Exercise: Every line below is to be copied exactly, with the pictures left out.
------------------------------------------------
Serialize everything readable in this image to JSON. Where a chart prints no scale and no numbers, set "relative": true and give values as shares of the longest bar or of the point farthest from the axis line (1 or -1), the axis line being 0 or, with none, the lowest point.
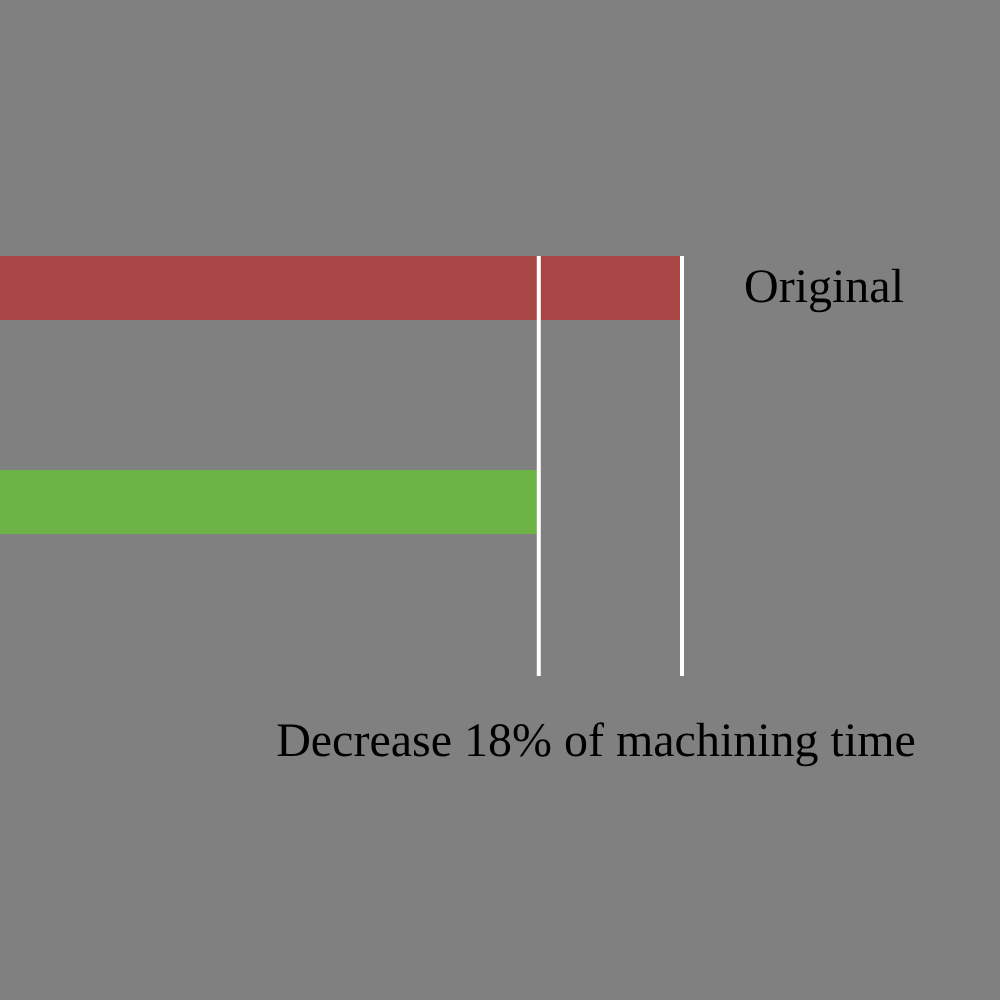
{
  "chart_data": {
    "type": "bar",
    "orientation": "horizontal",
    "relative": true,
    "categories": [
      "Original",
      null
    ],
    "values": [
      1,
      0.79
    ],
    "colors": [
      "#a84646",
      "#6db446"
    ],
    "ref_lines": [
      {
        "axis": "x",
        "value": 0.79,
        "color": "#ffffff"
      },
      {
        "axis": "x",
        "value": 1,
        "color": "#ffffff"
      }
    ],
    "annotations": [
      "Decrease 18% of machining time"
    ]
  }
}
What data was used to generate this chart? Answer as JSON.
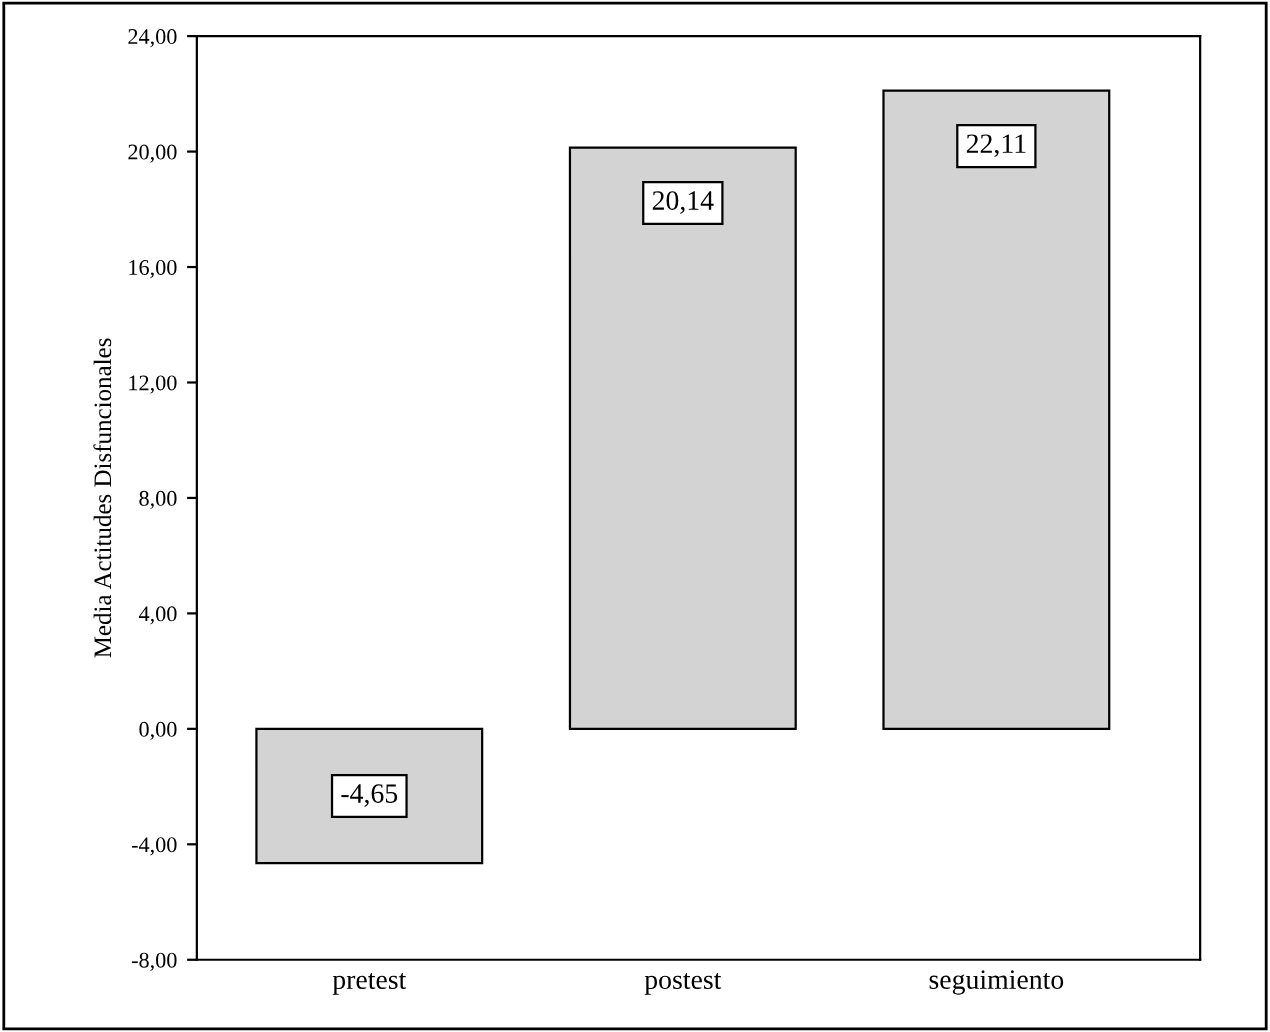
------------------------------------------------
Final result:
Serialize everything readable in this image to JSON. Where a chart prints no scale and no numbers, set "relative": true and give values as shares of the longest bar or of the point farthest from the axis line (1 or -1), the axis line being 0 or, with none, the lowest point.
{
  "chart_data": {
    "type": "bar",
    "orientation": "horizontal",
    "relative": true,
    "categories": [
      "Original",
      null
    ],
    "values": [
      1,
      0.79
    ],
    "colors": [
      "#a84646",
      "#6db446"
    ],
    "ref_lines": [
      {
        "axis": "x",
        "value": 0.79,
        "color": "#ffffff"
      },
      {
        "axis": "x",
        "value": 1,
        "color": "#ffffff"
      }
    ],
    "annotations": [
      "Decrease 18% of machining time"
    ]
  }
}
What data was used to generate this chart? Answer as JSON.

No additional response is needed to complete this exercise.